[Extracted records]
— BEGIN —
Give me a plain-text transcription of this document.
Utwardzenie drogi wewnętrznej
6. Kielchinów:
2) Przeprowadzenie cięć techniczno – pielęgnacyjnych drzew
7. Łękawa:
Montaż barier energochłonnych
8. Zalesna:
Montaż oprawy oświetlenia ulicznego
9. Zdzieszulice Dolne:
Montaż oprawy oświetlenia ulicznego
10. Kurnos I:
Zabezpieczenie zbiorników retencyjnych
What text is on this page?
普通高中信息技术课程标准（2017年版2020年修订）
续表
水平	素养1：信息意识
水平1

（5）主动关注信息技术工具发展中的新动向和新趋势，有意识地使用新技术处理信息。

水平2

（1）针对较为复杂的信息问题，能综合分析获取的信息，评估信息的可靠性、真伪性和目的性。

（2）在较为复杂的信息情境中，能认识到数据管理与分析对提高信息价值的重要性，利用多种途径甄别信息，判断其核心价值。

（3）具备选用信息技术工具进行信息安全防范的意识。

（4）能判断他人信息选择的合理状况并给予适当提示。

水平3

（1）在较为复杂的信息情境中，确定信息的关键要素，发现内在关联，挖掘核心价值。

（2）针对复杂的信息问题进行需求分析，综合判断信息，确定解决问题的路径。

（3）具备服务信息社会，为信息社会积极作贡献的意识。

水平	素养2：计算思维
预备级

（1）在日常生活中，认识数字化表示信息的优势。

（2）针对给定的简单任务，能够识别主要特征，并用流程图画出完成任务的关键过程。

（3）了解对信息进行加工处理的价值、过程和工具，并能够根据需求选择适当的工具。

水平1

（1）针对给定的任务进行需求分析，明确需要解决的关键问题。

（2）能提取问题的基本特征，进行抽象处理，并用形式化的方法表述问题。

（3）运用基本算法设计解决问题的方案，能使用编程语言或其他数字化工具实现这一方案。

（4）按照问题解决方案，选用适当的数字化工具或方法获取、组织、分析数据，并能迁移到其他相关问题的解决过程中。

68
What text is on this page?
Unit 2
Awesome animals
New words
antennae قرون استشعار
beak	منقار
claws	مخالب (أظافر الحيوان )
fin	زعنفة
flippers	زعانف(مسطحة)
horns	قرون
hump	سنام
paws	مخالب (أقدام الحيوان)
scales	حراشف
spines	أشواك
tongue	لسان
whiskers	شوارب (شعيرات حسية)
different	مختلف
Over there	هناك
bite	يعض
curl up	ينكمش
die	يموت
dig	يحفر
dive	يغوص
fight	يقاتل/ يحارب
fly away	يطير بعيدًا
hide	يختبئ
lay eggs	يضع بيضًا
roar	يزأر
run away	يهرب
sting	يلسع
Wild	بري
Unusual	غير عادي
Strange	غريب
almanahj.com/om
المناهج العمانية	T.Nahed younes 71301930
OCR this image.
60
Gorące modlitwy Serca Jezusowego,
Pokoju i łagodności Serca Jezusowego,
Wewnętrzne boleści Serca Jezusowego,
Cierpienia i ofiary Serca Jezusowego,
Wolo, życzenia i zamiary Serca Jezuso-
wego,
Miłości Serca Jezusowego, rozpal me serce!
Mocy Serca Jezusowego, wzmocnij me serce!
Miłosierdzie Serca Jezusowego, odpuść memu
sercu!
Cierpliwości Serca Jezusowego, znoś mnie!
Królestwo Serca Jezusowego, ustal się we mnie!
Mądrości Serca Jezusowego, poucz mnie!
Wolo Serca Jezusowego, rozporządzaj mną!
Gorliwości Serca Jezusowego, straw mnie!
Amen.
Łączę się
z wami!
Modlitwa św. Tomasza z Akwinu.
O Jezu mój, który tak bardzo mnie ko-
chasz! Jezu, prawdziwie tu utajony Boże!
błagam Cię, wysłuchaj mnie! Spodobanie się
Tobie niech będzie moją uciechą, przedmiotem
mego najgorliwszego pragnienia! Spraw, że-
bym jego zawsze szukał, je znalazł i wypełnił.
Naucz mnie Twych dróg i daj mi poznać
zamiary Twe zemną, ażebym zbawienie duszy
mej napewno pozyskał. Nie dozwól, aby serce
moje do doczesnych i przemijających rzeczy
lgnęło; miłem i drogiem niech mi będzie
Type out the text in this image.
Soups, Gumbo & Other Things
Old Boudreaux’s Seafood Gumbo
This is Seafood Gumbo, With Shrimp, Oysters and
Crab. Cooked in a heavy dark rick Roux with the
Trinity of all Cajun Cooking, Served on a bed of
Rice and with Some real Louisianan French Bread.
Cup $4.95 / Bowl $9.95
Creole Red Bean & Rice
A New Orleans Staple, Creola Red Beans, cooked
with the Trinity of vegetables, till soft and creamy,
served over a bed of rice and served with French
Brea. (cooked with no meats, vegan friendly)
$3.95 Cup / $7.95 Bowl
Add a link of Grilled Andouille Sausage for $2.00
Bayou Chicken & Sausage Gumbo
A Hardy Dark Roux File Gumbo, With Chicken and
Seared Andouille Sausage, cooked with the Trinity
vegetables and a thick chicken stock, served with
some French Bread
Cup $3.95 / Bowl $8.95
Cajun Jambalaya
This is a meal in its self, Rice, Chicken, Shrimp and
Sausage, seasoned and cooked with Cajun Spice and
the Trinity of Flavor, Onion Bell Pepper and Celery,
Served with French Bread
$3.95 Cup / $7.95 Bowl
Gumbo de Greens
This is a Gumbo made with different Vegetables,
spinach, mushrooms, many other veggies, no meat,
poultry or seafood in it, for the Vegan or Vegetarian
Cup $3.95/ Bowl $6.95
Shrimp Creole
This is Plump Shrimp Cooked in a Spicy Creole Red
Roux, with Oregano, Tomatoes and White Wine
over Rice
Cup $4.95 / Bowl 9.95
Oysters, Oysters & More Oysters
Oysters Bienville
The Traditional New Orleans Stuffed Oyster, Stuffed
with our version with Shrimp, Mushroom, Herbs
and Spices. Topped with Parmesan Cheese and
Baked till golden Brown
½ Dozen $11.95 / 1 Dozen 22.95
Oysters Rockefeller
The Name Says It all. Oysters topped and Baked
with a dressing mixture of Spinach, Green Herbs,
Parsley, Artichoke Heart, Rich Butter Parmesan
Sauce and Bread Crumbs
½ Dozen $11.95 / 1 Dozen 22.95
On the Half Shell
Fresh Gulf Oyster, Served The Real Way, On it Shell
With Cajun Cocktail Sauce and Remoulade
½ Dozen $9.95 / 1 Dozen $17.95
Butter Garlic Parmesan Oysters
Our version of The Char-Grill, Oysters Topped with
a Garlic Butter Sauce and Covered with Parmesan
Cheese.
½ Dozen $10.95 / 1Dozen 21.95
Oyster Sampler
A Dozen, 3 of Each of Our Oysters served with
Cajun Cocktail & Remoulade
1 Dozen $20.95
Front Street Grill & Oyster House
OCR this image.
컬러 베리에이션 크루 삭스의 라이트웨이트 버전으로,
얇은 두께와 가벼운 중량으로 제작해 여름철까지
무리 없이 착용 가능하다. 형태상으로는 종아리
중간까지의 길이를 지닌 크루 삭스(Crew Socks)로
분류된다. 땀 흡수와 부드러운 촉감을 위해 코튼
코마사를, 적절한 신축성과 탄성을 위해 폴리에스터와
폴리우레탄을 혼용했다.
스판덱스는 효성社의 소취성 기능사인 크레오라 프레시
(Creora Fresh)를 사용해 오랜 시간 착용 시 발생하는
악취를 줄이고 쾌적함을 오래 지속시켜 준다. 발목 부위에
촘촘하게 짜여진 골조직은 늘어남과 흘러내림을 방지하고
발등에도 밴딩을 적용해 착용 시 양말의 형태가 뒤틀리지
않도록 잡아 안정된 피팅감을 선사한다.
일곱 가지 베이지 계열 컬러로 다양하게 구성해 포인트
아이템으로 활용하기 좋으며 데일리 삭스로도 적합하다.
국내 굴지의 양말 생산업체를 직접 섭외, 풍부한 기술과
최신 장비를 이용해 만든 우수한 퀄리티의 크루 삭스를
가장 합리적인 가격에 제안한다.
— END —
> [Task to carry out]:
Show all lines from the records above where the word "Remoulade" occurs.

> [The result]:
With Cajun Cocktail Sauce and Remoulade
Cajun Cocktail & Remoulade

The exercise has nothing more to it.